→ Instructions for the task
Repeat the data below exactly, dropping any pictures it holds.

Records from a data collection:

+ + + + + + +

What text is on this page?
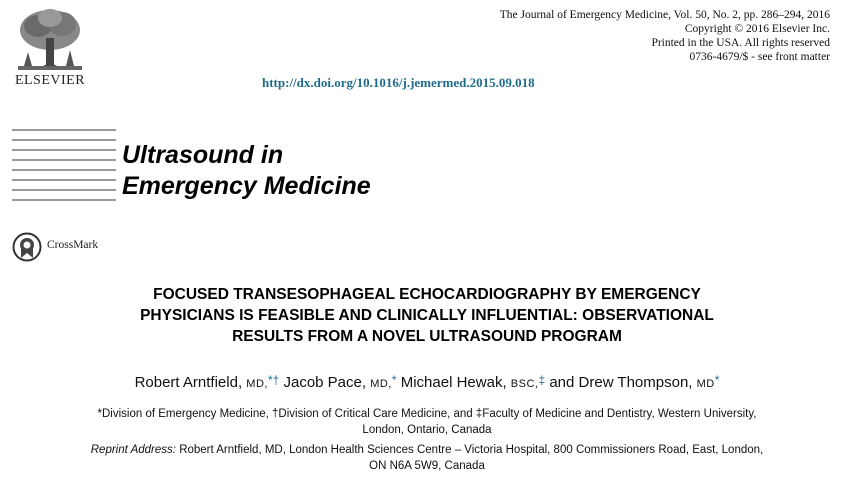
ELSEVIER
The Journal of Emergency Medicine, Vol. 50, No. 2, pp. 286–294, 2016
Copyright © 2016 Elsevier Inc.
Printed in the USA. All rights reserved
0736-4679/$ - see front matter
http://dx.doi.org/10.1016/j.jemermed.2015.09.018
Ultrasound in
Emergency Medicine
CrossMark
FOCUSED TRANSESOPHAGEAL ECHOCARDIOGRAPHY BY EMERGENCY
PHYSICIANS IS FEASIBLE AND CLINICALLY INFLUENTIAL: OBSERVATIONAL
RESULTS FROM A NOVEL ULTRASOUND PROGRAM
Robert Arntfield, MD,*† Jacob Pace, MD,* Michael Hewak, BSC,‡ and Drew Thompson, MD*
*Division of Emergency Medicine, †Division of Critical Care Medicine, and ‡Faculty of Medicine and Dentistry, Western University,
London, Ontario, Canada
Reprint Address: Robert Arntfield, MD, London Health Sciences Centre – Victoria Hospital, 800 Commissioners Road, East, London,
ON N6A 5W9, Canada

+ + + + + + +

→ Written response
What text is on this page?
ELSEVIER
The Journal of Emergency Medicine, Vol. 50, No. 2, pp. 286–294, 2016
Copyright © 2016 Elsevier Inc.
Printed in the USA. All rights reserved
0736-4679/$ - see front matter
http://dx.doi.org/10.1016/j.jemermed.2015.09.018
Ultrasound in
Emergency Medicine
CrossMark
FOCUSED TRANSESOPHAGEAL ECHOCARDIOGRAPHY BY EMERGENCY
PHYSICIANS IS FEASIBLE AND CLINICALLY INFLUENTIAL: OBSERVATIONAL
RESULTS FROM A NOVEL ULTRASOUND PROGRAM
Robert Arntfield, MD,*† Jacob Pace, MD,* Michael Hewak, BSC,‡ and Drew Thompson, MD*
*Division of Emergency Medicine, †Division of Critical Care Medicine, and ‡Faculty of Medicine and Dentistry, Western University,
London, Ontario, Canada
Reprint Address: Robert Arntfield, MD, London Health Sciences Centre – Victoria Hospital, 800 Commissioners Road, East, London,
ON N6A 5W9, Canada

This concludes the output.